**The task**
Omit any picture, and return the remaining data exactly as written.
-- start Information provided --
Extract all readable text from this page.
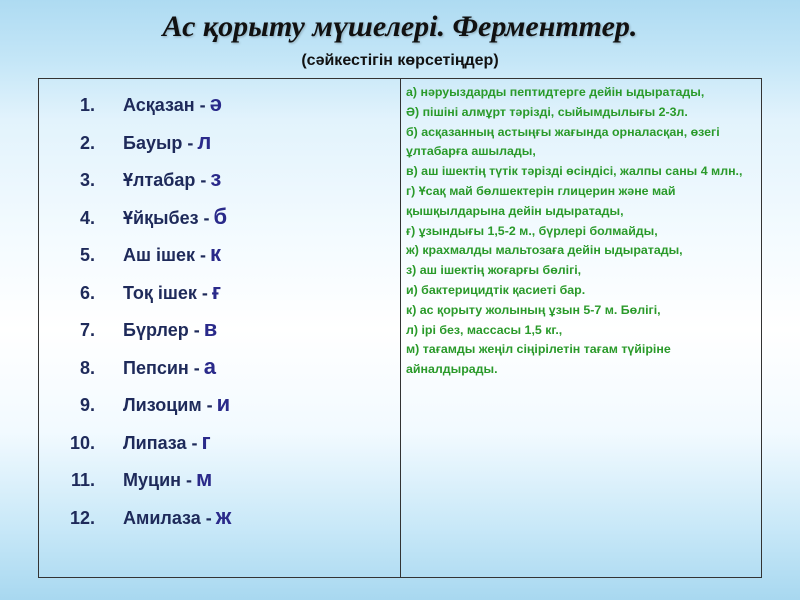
Ас қорыту мүшелері. Ферменттер.
(сәйкестігін көрсетіңдер)
1. Асқазан - ә
2. Бауыр - л
3. Ұлтабар - з
4. Ұйқыбез - б
5. Аш ішек - к
6. Тоқ ішек - ғ
7. Бүрлер - в
8. Пепсин - а
9. Лизоцим - и
10. Липаза - г
11. Муцин - м
12. Амилаза - ж

а) нәруыздарды пептидтерге дейін ыдыратады,

Ә) пішіні алмұрт тәрізді, сыйымдылығы 2-3л.

б) асқазанның астыңғы жағында орналасқан, өзегі ұлтабарға ашылады,

в) аш ішектің түтік тәрізді өсіндісі, жалпы саны 4 млн.,

г) Ұсақ май бөлшектерін глицерин және май қышқылдарына дейін ыдыратады,

ғ) ұзындығы 1,5-2 м., бүрлері болмайды,

ж) крахмалды мальтозаға дейін ыдыратады,

з) аш ішектің жоғарғы бөлігі,

и) бактерицидтік қасиеті бар.

к) ас қорыту жолының ұзын 5-7 м. Бөлігі,

л) ірі без, массасы 1,5 кг.,

м) тағамды жеңіл сіңірілетін тағам түйіріне айналдырады.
-- end Information provided --
**Response to this exercise**
Extract all readable text from this page.
Ас қорыту мүшелері. Ферменттер.
(сәйкестігін көрсетіңдер)
1. Асқазан - ә
2. Бауыр - л
3. Ұлтабар - з
4. Ұйқыбез - б
5. Аш ішек - к
6. Тоқ ішек - ғ
7. Бүрлер - в
8. Пепсин - а
9. Лизоцим - и
10. Липаза - г
11. Муцин - м
12. Амилаза - ж

а) нәруыздарды пептидтерге дейін ыдыратады,

Ә) пішіні алмұрт тәрізді, сыйымдылығы 2-3л.

б) асқазанның астыңғы жағында орналасқан, өзегі ұлтабарға ашылады,

в) аш ішектің түтік тәрізді өсіндісі, жалпы саны 4 млн.,

г) Ұсақ май бөлшектерін глицерин және май қышқылдарына дейін ыдыратады,

ғ) ұзындығы 1,5-2 м., бүрлері болмайды,

ж) крахмалды мальтозаға дейін ыдыратады,

з) аш ішектің жоғарғы бөлігі,

и) бактерицидтік қасиеті бар.

к) ас қорыту жолының ұзын 5-7 м. Бөлігі,

л) ірі без, массасы 1,5 кг.,

м) тағамды жеңіл сіңірілетін тағам түйіріне айналдырады.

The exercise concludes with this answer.